**DIRECTIVE:** Each line of the material must be repeated precisely, with the pictures left out.

-- begin THE RECORDS --

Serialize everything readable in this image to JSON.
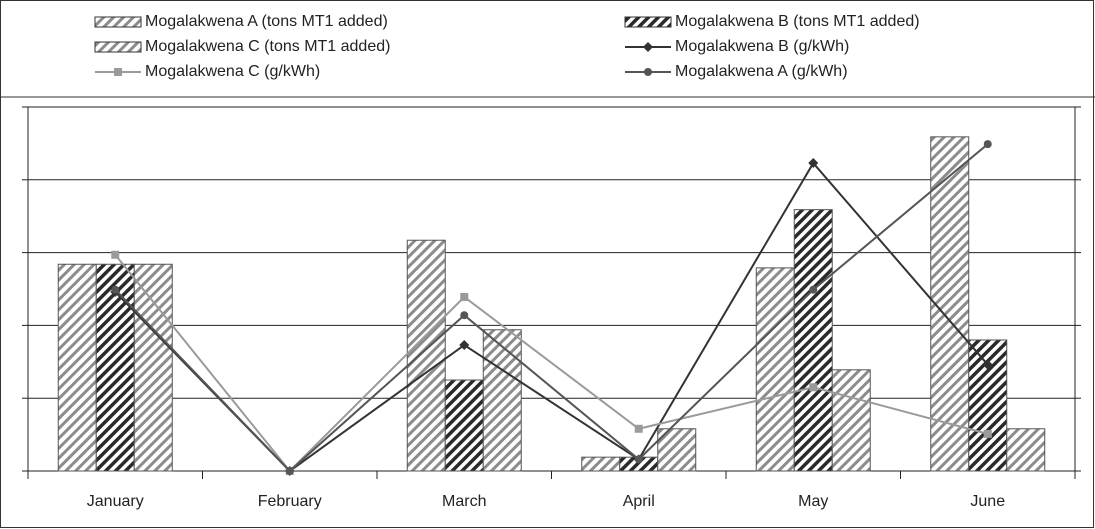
{
  "chart_data": {
    "type": "bar",
    "categories": [
      "January",
      "February",
      "March",
      "April",
      "May",
      "June"
    ],
    "ylim": [
      0,
      5
    ],
    "yticks": [
      0,
      1,
      2,
      3,
      4,
      5
    ],
    "grid": true,
    "series": [
      {
        "name": "Mogalakwena A (tons MT1 added)",
        "type": "bar",
        "color": "#8c8c8c",
        "values": [
          2.84,
          0,
          3.17,
          0.19,
          2.79,
          4.59
        ]
      },
      {
        "name": "Mogalakwena B (tons MT1 added)",
        "type": "bar",
        "color": "#2a2a2a",
        "values": [
          2.84,
          0,
          1.25,
          0.19,
          3.59,
          1.8
        ]
      },
      {
        "name": "Mogalakwena C (tons MT1 added)",
        "type": "bar",
        "color": "#8c8c8c",
        "values": [
          2.84,
          0,
          1.94,
          0.58,
          1.39,
          0.58
        ]
      },
      {
        "name": "Mogalakwena B (g/kWh)",
        "type": "line",
        "marker": "diamond",
        "color": "#333333",
        "values": [
          2.46,
          0,
          1.73,
          0.16,
          4.23,
          1.46
        ]
      },
      {
        "name": "Mogalakwena C (g/kWh)",
        "type": "line",
        "marker": "square",
        "color": "#9a9a9a",
        "values": [
          2.97,
          0,
          2.39,
          0.58,
          1.15,
          0.51
        ]
      },
      {
        "name": "Mogalakwena A (g/kWh)",
        "type": "line",
        "marker": "circle",
        "color": "#555555",
        "values": [
          2.49,
          0,
          2.14,
          0.16,
          2.49,
          4.49
        ]
      }
    ]
  }
}
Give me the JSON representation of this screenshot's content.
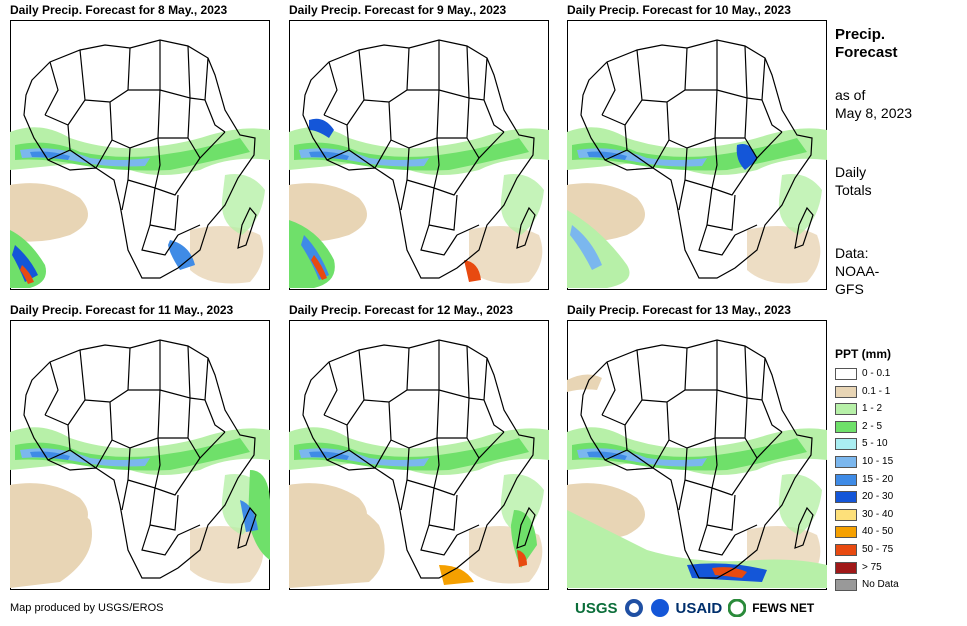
{
  "panels": [
    {
      "title": "Daily Precip. Forecast for 8 May., 2023"
    },
    {
      "title": "Daily Precip. Forecast for 9 May., 2023"
    },
    {
      "title": "Daily Precip. Forecast for 10 May., 2023"
    },
    {
      "title": "Daily Precip. Forecast for 11 May., 2023"
    },
    {
      "title": "Daily Precip. Forecast for 12 May., 2023"
    },
    {
      "title": "Daily Precip. Forecast for 13 May., 2023"
    }
  ],
  "side": {
    "heading1": "Precip.",
    "heading2": "Forecast",
    "asof1": "as of",
    "asof2": "May 8, 2023",
    "totals1": "Daily",
    "totals2": "Totals",
    "data1": "Data:",
    "data2": "NOAA-",
    "data3": "GFS"
  },
  "legend": {
    "title": "PPT (mm)",
    "items": [
      {
        "label": "0 - 0.1",
        "color": "#ffffff"
      },
      {
        "label": "0.1 - 1",
        "color": "#e8d5b5"
      },
      {
        "label": "1 - 2",
        "color": "#b7f0a8"
      },
      {
        "label": "2 - 5",
        "color": "#6fe06a"
      },
      {
        "label": "5 - 10",
        "color": "#aaeef2"
      },
      {
        "label": "10 - 15",
        "color": "#7bb7ee"
      },
      {
        "label": "15 - 20",
        "color": "#3f8be6"
      },
      {
        "label": "20 - 30",
        "color": "#1456d8"
      },
      {
        "label": "30 - 40",
        "color": "#fde07a"
      },
      {
        "label": "40 - 50",
        "color": "#f5a000"
      },
      {
        "label": "50 - 75",
        "color": "#e84a10"
      },
      {
        "label": "> 75",
        "color": "#a01818"
      },
      {
        "label": "No Data",
        "color": "#999999"
      }
    ]
  },
  "footer": "Map produced by USGS/EROS",
  "logos": {
    "usgs": "USGS",
    "usaid": "USAID",
    "fewsnet": "FEWS NET"
  }
}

-- end THE RECORDS --

**REPLY TO THE TASK:**
Serialize everything readable in this image to JSON.
{
  "chart_data": {
    "type": "bar",
    "categories": [
      "January",
      "February",
      "March",
      "April",
      "May",
      "June"
    ],
    "ylim": [
      0,
      5
    ],
    "yticks": [
      0,
      1,
      2,
      3,
      4,
      5
    ],
    "grid": true,
    "series": [
      {
        "name": "Mogalakwena A (tons MT1 added)",
        "type": "bar",
        "color": "#8c8c8c",
        "values": [
          2.84,
          0,
          3.17,
          0.19,
          2.79,
          4.59
        ]
      },
      {
        "name": "Mogalakwena B (tons MT1 added)",
        "type": "bar",
        "color": "#2a2a2a",
        "values": [
          2.84,
          0,
          1.25,
          0.19,
          3.59,
          1.8
        ]
      },
      {
        "name": "Mogalakwena C (tons MT1 added)",
        "type": "bar",
        "color": "#8c8c8c",
        "values": [
          2.84,
          0,
          1.94,
          0.58,
          1.39,
          0.58
        ]
      },
      {
        "name": "Mogalakwena B (g/kWh)",
        "type": "line",
        "marker": "diamond",
        "color": "#333333",
        "values": [
          2.46,
          0,
          1.73,
          0.16,
          4.23,
          1.46
        ]
      },
      {
        "name": "Mogalakwena C (g/kWh)",
        "type": "line",
        "marker": "square",
        "color": "#9a9a9a",
        "values": [
          2.97,
          0,
          2.39,
          0.58,
          1.15,
          0.51
        ]
      },
      {
        "name": "Mogalakwena A (g/kWh)",
        "type": "line",
        "marker": "circle",
        "color": "#555555",
        "values": [
          2.49,
          0,
          2.14,
          0.16,
          2.49,
          4.49
        ]
      }
    ]
  }
}
Give me the JSON representation of this screenshot's content.
{
  "panels": [
    {
      "title": "Daily Precip. Forecast for 8 May., 2023"
    },
    {
      "title": "Daily Precip. Forecast for 9 May., 2023"
    },
    {
      "title": "Daily Precip. Forecast for 10 May., 2023"
    },
    {
      "title": "Daily Precip. Forecast for 11 May., 2023"
    },
    {
      "title": "Daily Precip. Forecast for 12 May., 2023"
    },
    {
      "title": "Daily Precip. Forecast for 13 May., 2023"
    }
  ],
  "side": {
    "heading1": "Precip.",
    "heading2": "Forecast",
    "asof1": "as of",
    "asof2": "May 8, 2023",
    "totals1": "Daily",
    "totals2": "Totals",
    "data1": "Data:",
    "data2": "NOAA-",
    "data3": "GFS"
  },
  "legend": {
    "title": "PPT (mm)",
    "items": [
      {
        "label": "0 - 0.1",
        "color": "#ffffff"
      },
      {
        "label": "0.1 - 1",
        "color": "#e8d5b5"
      },
      {
        "label": "1 - 2",
        "color": "#b7f0a8"
      },
      {
        "label": "2 - 5",
        "color": "#6fe06a"
      },
      {
        "label": "5 - 10",
        "color": "#aaeef2"
      },
      {
        "label": "10 - 15",
        "color": "#7bb7ee"
      },
      {
        "label": "15 - 20",
        "color": "#3f8be6"
      },
      {
        "label": "20 - 30",
        "color": "#1456d8"
      },
      {
        "label": "30 - 40",
        "color": "#fde07a"
      },
      {
        "label": "40 - 50",
        "color": "#f5a000"
      },
      {
        "label": "50 - 75",
        "color": "#e84a10"
      },
      {
        "label": "> 75",
        "color": "#a01818"
      },
      {
        "label": "No Data",
        "color": "#999999"
      }
    ]
  },
  "footer": "Map produced by USGS/EROS",
  "logos": {
    "usgs": "USGS",
    "usaid": "USAID",
    "fewsnet": "FEWS NET"
  }
}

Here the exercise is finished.